--- The input ---
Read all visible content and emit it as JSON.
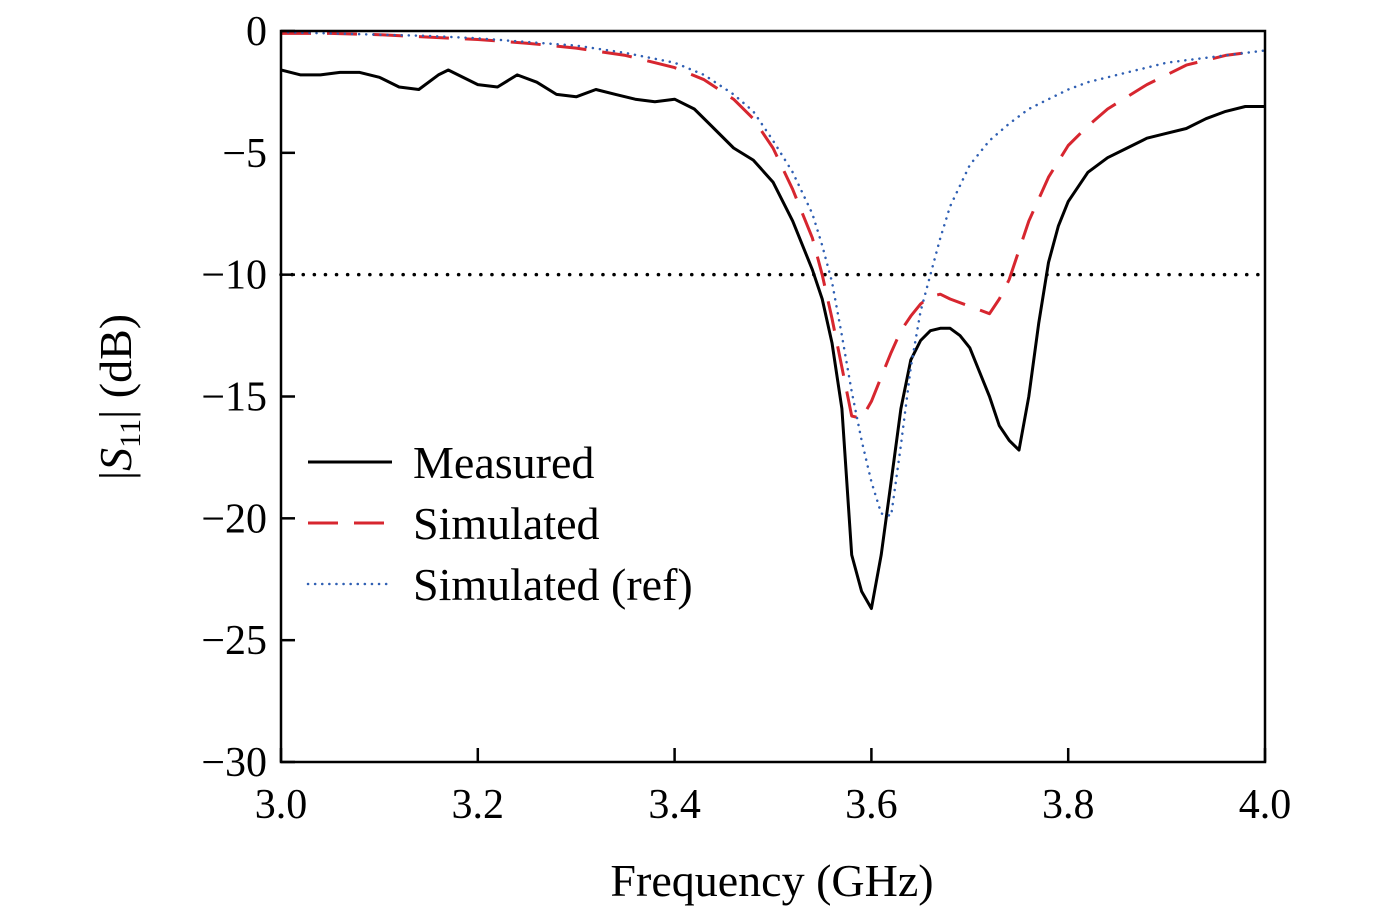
{
  "chart_data": {
    "type": "line",
    "title": "",
    "xlabel": "Frequency (GHz)",
    "ylabel": {
      "open": "|",
      "symbol": "S",
      "subscript": "11",
      "close": "| (dB)"
    },
    "xlim": [
      3.0,
      4.0
    ],
    "ylim": [
      -30,
      0
    ],
    "xticks": [
      3.0,
      3.2,
      3.4,
      3.6,
      3.8,
      4.0
    ],
    "xtick_labels": [
      "3.0",
      "3.2",
      "3.4",
      "3.6",
      "3.8",
      "4.0"
    ],
    "yticks": [
      0,
      -5,
      -10,
      -15,
      -20,
      -25,
      -30
    ],
    "ytick_labels": [
      "0",
      "−5",
      "−10",
      "−15",
      "−20",
      "−25",
      "−30"
    ],
    "grid": false,
    "legend_position": "lower-left",
    "reference_line": {
      "y": -10,
      "color": "#000000",
      "style": "dotted"
    },
    "series": [
      {
        "name": "Measured",
        "color": "#000000",
        "style": "solid",
        "x": [
          3.0,
          3.02,
          3.04,
          3.06,
          3.08,
          3.1,
          3.12,
          3.14,
          3.16,
          3.17,
          3.18,
          3.2,
          3.22,
          3.24,
          3.26,
          3.28,
          3.3,
          3.32,
          3.34,
          3.36,
          3.38,
          3.4,
          3.42,
          3.44,
          3.46,
          3.48,
          3.5,
          3.52,
          3.54,
          3.55,
          3.56,
          3.57,
          3.58,
          3.59,
          3.6,
          3.61,
          3.62,
          3.63,
          3.64,
          3.65,
          3.66,
          3.67,
          3.68,
          3.69,
          3.7,
          3.71,
          3.72,
          3.73,
          3.74,
          3.75,
          3.76,
          3.77,
          3.78,
          3.79,
          3.8,
          3.82,
          3.84,
          3.86,
          3.88,
          3.9,
          3.92,
          3.94,
          3.96,
          3.98,
          4.0
        ],
        "values": [
          -1.6,
          -1.8,
          -1.8,
          -1.7,
          -1.7,
          -1.9,
          -2.3,
          -2.4,
          -1.8,
          -1.6,
          -1.8,
          -2.2,
          -2.3,
          -1.8,
          -2.1,
          -2.6,
          -2.7,
          -2.4,
          -2.6,
          -2.8,
          -2.9,
          -2.8,
          -3.2,
          -4.0,
          -4.8,
          -5.3,
          -6.2,
          -7.8,
          -9.8,
          -11.0,
          -12.8,
          -15.5,
          -21.5,
          -23.0,
          -23.7,
          -21.5,
          -18.5,
          -15.5,
          -13.5,
          -12.7,
          -12.3,
          -12.2,
          -12.2,
          -12.5,
          -13.0,
          -14.0,
          -15.0,
          -16.2,
          -16.8,
          -17.2,
          -15.0,
          -12.0,
          -9.5,
          -8.0,
          -7.0,
          -5.8,
          -5.2,
          -4.8,
          -4.4,
          -4.2,
          -4.0,
          -3.6,
          -3.3,
          -3.1,
          -3.1
        ]
      },
      {
        "name": "Simulated",
        "color": "#d7262f",
        "style": "dashed",
        "x": [
          3.0,
          3.05,
          3.1,
          3.15,
          3.2,
          3.25,
          3.3,
          3.35,
          3.4,
          3.43,
          3.46,
          3.48,
          3.5,
          3.52,
          3.54,
          3.55,
          3.56,
          3.57,
          3.58,
          3.59,
          3.6,
          3.61,
          3.62,
          3.63,
          3.64,
          3.65,
          3.66,
          3.67,
          3.68,
          3.7,
          3.72,
          3.73,
          3.74,
          3.75,
          3.76,
          3.78,
          3.8,
          3.82,
          3.84,
          3.86,
          3.88,
          3.9,
          3.92,
          3.94,
          3.96,
          3.98
        ],
        "values": [
          -0.1,
          -0.1,
          -0.15,
          -0.25,
          -0.35,
          -0.5,
          -0.7,
          -1.0,
          -1.5,
          -2.0,
          -2.8,
          -3.6,
          -4.8,
          -6.5,
          -8.5,
          -10.0,
          -11.8,
          -13.8,
          -15.8,
          -15.9,
          -15.2,
          -14.2,
          -13.2,
          -12.3,
          -11.7,
          -11.2,
          -10.9,
          -10.8,
          -11.0,
          -11.3,
          -11.6,
          -11.0,
          -10.2,
          -9.0,
          -7.8,
          -6.0,
          -4.7,
          -3.9,
          -3.2,
          -2.7,
          -2.2,
          -1.8,
          -1.4,
          -1.2,
          -1.0,
          -0.9
        ]
      },
      {
        "name": "Simulated (ref)",
        "color": "#2f5fb3",
        "style": "dotted",
        "x": [
          3.0,
          3.05,
          3.1,
          3.15,
          3.2,
          3.25,
          3.3,
          3.35,
          3.4,
          3.43,
          3.46,
          3.48,
          3.5,
          3.52,
          3.54,
          3.55,
          3.56,
          3.57,
          3.58,
          3.59,
          3.6,
          3.61,
          3.62,
          3.63,
          3.64,
          3.65,
          3.66,
          3.67,
          3.68,
          3.7,
          3.72,
          3.74,
          3.76,
          3.78,
          3.8,
          3.82,
          3.84,
          3.86,
          3.88,
          3.9,
          3.92,
          3.94,
          3.96,
          3.98,
          4.0
        ],
        "values": [
          -0.05,
          -0.1,
          -0.15,
          -0.2,
          -0.3,
          -0.45,
          -0.6,
          -0.9,
          -1.3,
          -1.8,
          -2.6,
          -3.3,
          -4.5,
          -5.8,
          -7.5,
          -8.8,
          -10.3,
          -12.5,
          -14.8,
          -16.8,
          -18.5,
          -19.8,
          -19.9,
          -17.0,
          -13.8,
          -11.5,
          -10.0,
          -8.5,
          -7.2,
          -5.5,
          -4.5,
          -3.8,
          -3.2,
          -2.8,
          -2.4,
          -2.1,
          -1.9,
          -1.7,
          -1.5,
          -1.3,
          -1.2,
          -1.1,
          -1.0,
          -0.9,
          -0.8
        ]
      }
    ]
  }
}
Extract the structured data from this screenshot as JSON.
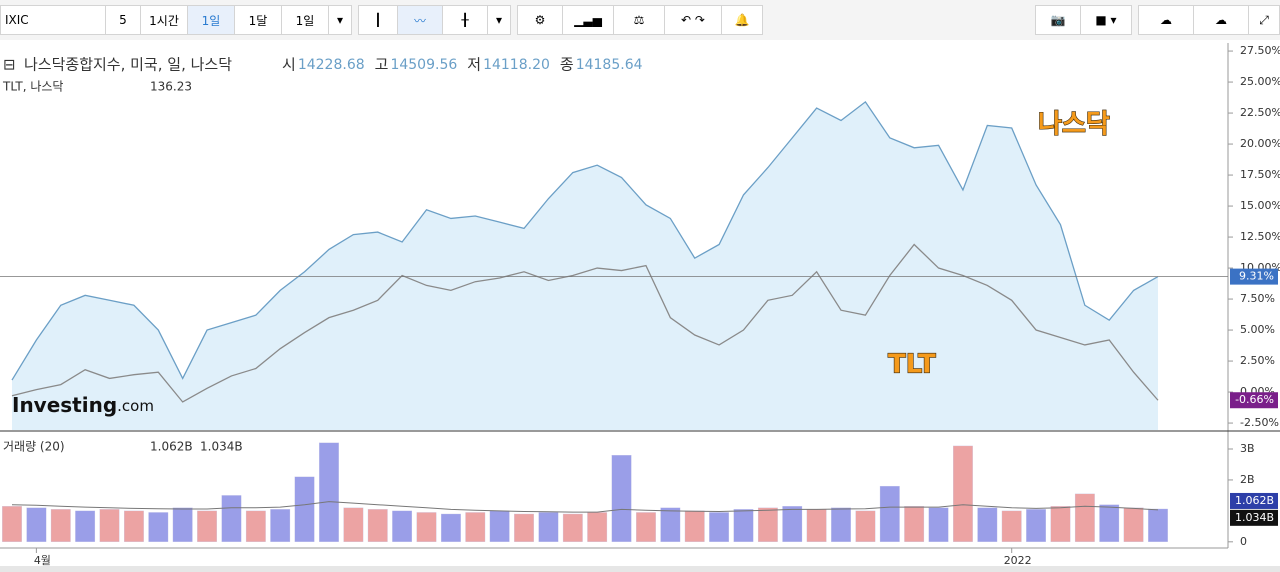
{
  "toolbar": {
    "symbol": "IXIC",
    "intervals": [
      "5",
      "1시간",
      "1일",
      "1달",
      "1일"
    ],
    "active": 2
  },
  "legend": {
    "title": "나스닥종합지수, 미국, 일, 나스닥",
    "fields": [
      [
        "시",
        "14228.68"
      ],
      [
        "고",
        "14509.56"
      ],
      [
        "저",
        "14118.20"
      ],
      [
        "종",
        "14185.64"
      ]
    ],
    "second_title": "TLT, 나스닥",
    "second_value": "136.23",
    "volume_title": "거래량 (20)",
    "volume_values": [
      "1.062B",
      "1.034B"
    ]
  },
  "logo": {
    "brand": "Investing",
    "suffix": ".com"
  },
  "chart_data": [
    {
      "type": "line",
      "categories": [
        null,
        "4월",
        null,
        null,
        null,
        null,
        null,
        null,
        null,
        null,
        null,
        null,
        null,
        null,
        null,
        null,
        null,
        null,
        null,
        null,
        null,
        null,
        null,
        null,
        null,
        null,
        null,
        null,
        null,
        null,
        null,
        null,
        null,
        null,
        null,
        null,
        null,
        null,
        null,
        null,
        null,
        "2022",
        null,
        null,
        null,
        null,
        null,
        null
      ],
      "series": [
        {
          "name": "나스닥",
          "color": "#6b9fc6",
          "fill": "#e0f0fa",
          "last_value_label": "9.31%",
          "values": [
            0.97,
            4.2,
            7.0,
            7.8,
            7.4,
            7.0,
            5.0,
            1.1,
            5.0,
            5.6,
            6.2,
            8.2,
            9.7,
            11.5,
            12.7,
            12.9,
            12.1,
            14.7,
            14.0,
            14.2,
            13.7,
            13.2,
            15.6,
            17.7,
            18.3,
            17.3,
            15.1,
            14.0,
            10.8,
            11.9,
            15.9,
            18.1,
            20.5,
            22.9,
            21.9,
            23.4,
            20.5,
            19.7,
            19.9,
            16.3,
            21.5,
            21.3,
            16.7,
            13.5,
            7.0,
            5.8,
            8.2,
            9.31
          ]
        },
        {
          "name": "TLT",
          "color": "#8a8a8a",
          "last_value_label": "-0.66%",
          "values": [
            -0.3,
            0.2,
            0.6,
            1.8,
            1.1,
            1.4,
            1.6,
            -0.8,
            0.3,
            1.3,
            1.9,
            3.5,
            4.8,
            6.0,
            6.6,
            7.4,
            9.4,
            8.6,
            8.2,
            8.9,
            9.2,
            9.7,
            9.0,
            9.4,
            10.0,
            9.8,
            10.2,
            6.0,
            4.6,
            3.8,
            5.0,
            7.4,
            7.8,
            9.7,
            6.6,
            6.2,
            9.4,
            11.9,
            10.0,
            9.4,
            8.6,
            7.4,
            5.0,
            4.4,
            3.8,
            4.2,
            1.6,
            -0.66
          ]
        }
      ],
      "ylim": [
        -3.06,
        28.15
      ],
      "yticks": [
        {
          "value": 27.5,
          "label": "27.50%"
        },
        {
          "value": 25,
          "label": "25.00%"
        },
        {
          "value": 22.5,
          "label": "22.50%"
        },
        {
          "value": 20,
          "label": "20.00%"
        },
        {
          "value": 17.5,
          "label": "17.50%"
        },
        {
          "value": 15,
          "label": "15.00%"
        },
        {
          "value": 12.5,
          "label": "12.50%"
        },
        {
          "value": 10,
          "label": "10.00%"
        },
        {
          "value": 7.5,
          "label": "7.50%"
        },
        {
          "value": 5,
          "label": "5.00%"
        },
        {
          "value": 2.5,
          "label": "2.50%"
        },
        {
          "value": 0,
          "label": "0.00%"
        },
        {
          "value": -2.5,
          "label": "-2.50%"
        }
      ]
    },
    {
      "type": "bar",
      "series": [
        {
          "name": "거래량",
          "colors": [
            "#eca3a3",
            "#9a9ee8",
            "#eca3a3",
            "#9a9ee8",
            "#eca3a3",
            "#eca3a3",
            "#9a9ee8",
            "#9a9ee8",
            "#eca3a3",
            "#9a9ee8",
            "#eca3a3",
            "#9a9ee8",
            "#9a9ee8",
            "#9a9ee8",
            "#eca3a3",
            "#eca3a3",
            "#9a9ee8",
            "#eca3a3",
            "#9a9ee8",
            "#eca3a3",
            "#9a9ee8",
            "#eca3a3",
            "#9a9ee8",
            "#eca3a3",
            "#eca3a3",
            "#9a9ee8",
            "#eca3a3",
            "#9a9ee8",
            "#eca3a3",
            "#9a9ee8",
            "#9a9ee8",
            "#eca3a3",
            "#9a9ee8",
            "#eca3a3",
            "#9a9ee8",
            "#eca3a3",
            "#9a9ee8",
            "#eca3a3",
            "#9a9ee8",
            "#eca3a3",
            "#9a9ee8",
            "#eca3a3",
            "#9a9ee8",
            "#eca3a3",
            "#eca3a3",
            "#9a9ee8",
            "#eca3a3",
            "#9a9ee8"
          ],
          "values": [
            1.15,
            1.1,
            1.05,
            1.0,
            1.05,
            1.0,
            0.95,
            1.1,
            1.0,
            1.5,
            1.0,
            1.05,
            2.1,
            3.2,
            1.1,
            1.05,
            1.0,
            0.95,
            0.9,
            0.95,
            1.0,
            0.9,
            0.95,
            0.9,
            0.95,
            2.8,
            0.95,
            1.1,
            1.0,
            0.95,
            1.05,
            1.1,
            1.15,
            1.05,
            1.1,
            1.0,
            1.8,
            1.15,
            1.1,
            3.1,
            1.1,
            1.0,
            1.05,
            1.15,
            1.55,
            1.2,
            1.1,
            1.062
          ]
        },
        {
          "name": "MA",
          "color": "#777777",
          "values": [
            1.2,
            1.18,
            1.15,
            1.12,
            1.1,
            1.08,
            1.07,
            1.06,
            1.06,
            1.1,
            1.1,
            1.12,
            1.2,
            1.3,
            1.25,
            1.2,
            1.15,
            1.1,
            1.05,
            1.02,
            1.0,
            0.98,
            0.97,
            0.96,
            0.96,
            1.05,
            1.02,
            1.0,
            0.99,
            0.98,
            1.0,
            1.02,
            1.05,
            1.05,
            1.06,
            1.07,
            1.12,
            1.12,
            1.12,
            1.2,
            1.15,
            1.1,
            1.08,
            1.1,
            1.15,
            1.12,
            1.08,
            1.034
          ]
        }
      ],
      "last_value_labels": [
        "1.062B",
        "1.034B"
      ],
      "ylim": [
        -0.2,
        3.55
      ],
      "yticks": [
        0,
        {
          "value": 2,
          "label": "2B"
        },
        {
          "value": 3,
          "label": "3B"
        }
      ]
    }
  ]
}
---
Search the lines for "name". Copy each line that has it.

# Task response
        "name": "Measured",
        "name": "Simulated",
        "name": "Simulated (ref)",
          "name": "나스닥",
          "name": "TLT",
          "name": "거래량",
          "name": "MA",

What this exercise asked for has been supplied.